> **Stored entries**
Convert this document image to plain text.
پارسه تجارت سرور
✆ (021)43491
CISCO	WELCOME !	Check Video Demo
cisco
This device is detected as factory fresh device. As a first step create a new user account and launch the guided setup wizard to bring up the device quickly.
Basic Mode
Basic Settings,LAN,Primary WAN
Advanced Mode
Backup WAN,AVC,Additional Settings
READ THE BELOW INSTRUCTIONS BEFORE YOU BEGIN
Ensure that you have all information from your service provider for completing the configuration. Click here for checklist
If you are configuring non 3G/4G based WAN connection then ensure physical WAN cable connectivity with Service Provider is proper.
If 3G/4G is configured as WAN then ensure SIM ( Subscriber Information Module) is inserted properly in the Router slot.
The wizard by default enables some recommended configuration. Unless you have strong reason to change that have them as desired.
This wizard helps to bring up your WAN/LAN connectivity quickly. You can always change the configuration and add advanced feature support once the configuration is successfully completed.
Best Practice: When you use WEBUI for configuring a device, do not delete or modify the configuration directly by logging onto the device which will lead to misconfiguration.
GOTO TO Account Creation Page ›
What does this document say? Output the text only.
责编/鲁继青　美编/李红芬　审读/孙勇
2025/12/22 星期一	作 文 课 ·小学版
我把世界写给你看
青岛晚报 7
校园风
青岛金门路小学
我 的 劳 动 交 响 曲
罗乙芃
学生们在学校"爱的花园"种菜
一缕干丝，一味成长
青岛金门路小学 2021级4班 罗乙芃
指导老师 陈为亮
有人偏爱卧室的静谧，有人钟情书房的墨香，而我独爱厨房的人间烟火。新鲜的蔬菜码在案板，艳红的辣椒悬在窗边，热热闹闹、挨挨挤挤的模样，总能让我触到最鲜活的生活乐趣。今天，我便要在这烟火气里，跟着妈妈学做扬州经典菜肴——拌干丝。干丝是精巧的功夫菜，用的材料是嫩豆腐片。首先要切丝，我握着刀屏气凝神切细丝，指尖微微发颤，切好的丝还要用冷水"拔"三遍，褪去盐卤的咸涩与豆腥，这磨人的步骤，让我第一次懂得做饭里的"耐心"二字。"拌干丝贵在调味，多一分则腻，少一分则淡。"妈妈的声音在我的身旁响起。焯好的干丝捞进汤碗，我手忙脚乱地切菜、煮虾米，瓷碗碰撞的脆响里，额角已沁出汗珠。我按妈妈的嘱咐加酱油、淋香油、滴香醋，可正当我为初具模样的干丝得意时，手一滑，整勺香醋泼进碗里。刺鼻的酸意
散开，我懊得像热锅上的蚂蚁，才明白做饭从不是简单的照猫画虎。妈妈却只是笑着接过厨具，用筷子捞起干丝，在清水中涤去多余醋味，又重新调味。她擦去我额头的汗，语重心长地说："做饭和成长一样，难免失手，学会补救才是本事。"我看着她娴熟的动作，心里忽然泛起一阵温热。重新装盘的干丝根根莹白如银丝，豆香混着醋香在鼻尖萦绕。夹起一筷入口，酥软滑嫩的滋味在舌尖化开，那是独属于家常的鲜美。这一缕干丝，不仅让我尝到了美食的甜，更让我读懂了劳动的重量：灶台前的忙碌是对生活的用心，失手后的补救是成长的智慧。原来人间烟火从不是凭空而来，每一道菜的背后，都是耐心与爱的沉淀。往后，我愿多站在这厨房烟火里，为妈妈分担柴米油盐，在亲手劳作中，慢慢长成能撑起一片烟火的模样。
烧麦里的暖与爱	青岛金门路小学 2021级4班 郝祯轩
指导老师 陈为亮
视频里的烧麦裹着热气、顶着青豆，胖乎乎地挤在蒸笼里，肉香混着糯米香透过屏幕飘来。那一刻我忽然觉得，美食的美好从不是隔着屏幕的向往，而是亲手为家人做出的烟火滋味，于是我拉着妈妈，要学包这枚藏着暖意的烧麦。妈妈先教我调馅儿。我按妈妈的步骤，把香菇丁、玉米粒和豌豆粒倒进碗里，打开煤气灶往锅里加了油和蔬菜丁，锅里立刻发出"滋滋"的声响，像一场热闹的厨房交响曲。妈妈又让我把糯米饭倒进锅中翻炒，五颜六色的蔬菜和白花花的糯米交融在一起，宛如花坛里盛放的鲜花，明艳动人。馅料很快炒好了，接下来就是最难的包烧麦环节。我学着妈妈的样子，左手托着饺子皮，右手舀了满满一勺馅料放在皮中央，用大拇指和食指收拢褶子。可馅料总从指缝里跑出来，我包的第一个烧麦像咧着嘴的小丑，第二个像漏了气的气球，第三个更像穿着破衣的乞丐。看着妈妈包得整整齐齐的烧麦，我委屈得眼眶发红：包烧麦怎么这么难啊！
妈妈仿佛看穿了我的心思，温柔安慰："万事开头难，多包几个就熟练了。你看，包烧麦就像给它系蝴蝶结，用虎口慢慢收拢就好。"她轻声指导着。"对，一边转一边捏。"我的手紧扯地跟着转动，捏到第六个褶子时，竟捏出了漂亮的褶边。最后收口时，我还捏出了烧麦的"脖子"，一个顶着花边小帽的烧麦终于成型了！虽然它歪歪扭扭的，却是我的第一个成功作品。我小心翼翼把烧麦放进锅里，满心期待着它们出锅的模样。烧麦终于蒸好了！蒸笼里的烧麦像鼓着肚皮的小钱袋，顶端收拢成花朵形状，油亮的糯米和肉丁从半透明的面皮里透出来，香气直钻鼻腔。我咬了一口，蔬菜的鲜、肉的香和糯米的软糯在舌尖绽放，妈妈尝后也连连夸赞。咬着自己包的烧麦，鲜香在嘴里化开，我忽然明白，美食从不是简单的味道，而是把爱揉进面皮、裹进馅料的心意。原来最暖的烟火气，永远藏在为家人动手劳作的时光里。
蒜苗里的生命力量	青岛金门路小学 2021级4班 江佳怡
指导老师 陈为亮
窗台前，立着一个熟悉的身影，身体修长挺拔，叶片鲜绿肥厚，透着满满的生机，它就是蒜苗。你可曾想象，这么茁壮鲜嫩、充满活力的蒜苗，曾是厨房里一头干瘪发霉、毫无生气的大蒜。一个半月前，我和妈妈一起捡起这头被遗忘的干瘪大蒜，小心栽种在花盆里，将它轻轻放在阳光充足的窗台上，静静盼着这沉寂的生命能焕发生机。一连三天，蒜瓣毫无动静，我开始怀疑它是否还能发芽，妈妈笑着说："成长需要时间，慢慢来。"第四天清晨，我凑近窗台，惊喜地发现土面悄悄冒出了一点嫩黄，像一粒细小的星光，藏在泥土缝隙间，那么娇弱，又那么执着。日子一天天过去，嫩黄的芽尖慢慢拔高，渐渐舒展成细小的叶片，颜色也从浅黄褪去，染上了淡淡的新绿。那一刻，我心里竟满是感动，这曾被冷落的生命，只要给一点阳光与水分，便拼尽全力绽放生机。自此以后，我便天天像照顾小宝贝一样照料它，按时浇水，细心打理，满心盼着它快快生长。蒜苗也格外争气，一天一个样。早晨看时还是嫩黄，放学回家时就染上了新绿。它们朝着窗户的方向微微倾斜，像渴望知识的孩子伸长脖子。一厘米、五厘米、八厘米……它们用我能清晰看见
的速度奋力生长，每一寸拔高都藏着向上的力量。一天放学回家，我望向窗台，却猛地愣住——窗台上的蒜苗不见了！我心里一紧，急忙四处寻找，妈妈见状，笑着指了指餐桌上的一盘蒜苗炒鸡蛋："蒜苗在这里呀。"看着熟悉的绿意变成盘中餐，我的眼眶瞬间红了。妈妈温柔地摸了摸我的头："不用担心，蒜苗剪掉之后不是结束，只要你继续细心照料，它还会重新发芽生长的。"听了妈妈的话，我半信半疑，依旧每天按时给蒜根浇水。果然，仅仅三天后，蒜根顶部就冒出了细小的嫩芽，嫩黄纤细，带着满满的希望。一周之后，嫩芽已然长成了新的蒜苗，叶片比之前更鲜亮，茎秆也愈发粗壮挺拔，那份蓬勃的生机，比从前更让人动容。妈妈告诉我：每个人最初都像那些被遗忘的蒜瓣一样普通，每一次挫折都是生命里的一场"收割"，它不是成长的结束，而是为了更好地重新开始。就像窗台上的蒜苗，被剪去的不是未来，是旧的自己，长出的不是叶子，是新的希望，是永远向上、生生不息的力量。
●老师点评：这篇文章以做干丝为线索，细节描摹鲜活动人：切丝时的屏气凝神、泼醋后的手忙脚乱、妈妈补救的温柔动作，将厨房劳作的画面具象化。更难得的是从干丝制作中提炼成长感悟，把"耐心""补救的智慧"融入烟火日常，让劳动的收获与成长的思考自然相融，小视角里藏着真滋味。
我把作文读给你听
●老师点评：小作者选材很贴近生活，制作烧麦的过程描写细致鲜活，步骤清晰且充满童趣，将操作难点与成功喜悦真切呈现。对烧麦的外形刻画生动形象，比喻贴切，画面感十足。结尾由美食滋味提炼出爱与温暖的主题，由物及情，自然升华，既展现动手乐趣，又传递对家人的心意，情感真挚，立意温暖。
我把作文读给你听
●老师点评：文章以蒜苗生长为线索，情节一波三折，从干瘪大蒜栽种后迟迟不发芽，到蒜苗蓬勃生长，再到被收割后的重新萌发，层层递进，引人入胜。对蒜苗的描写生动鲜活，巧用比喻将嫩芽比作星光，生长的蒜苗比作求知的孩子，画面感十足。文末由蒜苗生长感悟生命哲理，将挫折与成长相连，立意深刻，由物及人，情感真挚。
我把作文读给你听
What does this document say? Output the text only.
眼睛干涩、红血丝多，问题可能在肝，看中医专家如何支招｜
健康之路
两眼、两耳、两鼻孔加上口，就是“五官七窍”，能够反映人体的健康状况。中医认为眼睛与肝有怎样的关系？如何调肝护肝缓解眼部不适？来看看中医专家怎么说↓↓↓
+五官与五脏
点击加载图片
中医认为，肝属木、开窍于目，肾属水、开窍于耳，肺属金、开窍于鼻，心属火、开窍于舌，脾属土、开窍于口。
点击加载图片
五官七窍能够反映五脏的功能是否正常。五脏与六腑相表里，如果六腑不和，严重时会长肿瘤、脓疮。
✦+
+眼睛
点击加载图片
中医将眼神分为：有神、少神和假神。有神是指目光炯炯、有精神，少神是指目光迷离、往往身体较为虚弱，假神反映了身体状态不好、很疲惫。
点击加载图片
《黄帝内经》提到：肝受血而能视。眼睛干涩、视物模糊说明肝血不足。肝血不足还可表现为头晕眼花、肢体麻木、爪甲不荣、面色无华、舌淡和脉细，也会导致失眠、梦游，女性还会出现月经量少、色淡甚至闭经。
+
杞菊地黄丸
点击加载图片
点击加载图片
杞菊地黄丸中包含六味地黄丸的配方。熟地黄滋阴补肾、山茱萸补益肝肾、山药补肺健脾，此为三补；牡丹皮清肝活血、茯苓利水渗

> **Stated problem**
Look through the entries above and report each line where the string "that" occurs.

> **Solution for this task**
Ensure that you have all information from your service provider for completing the configuration. Click here for checklist
The wizard by default enables some recommended configuration. Unless you have strong reason to change that have them as desired.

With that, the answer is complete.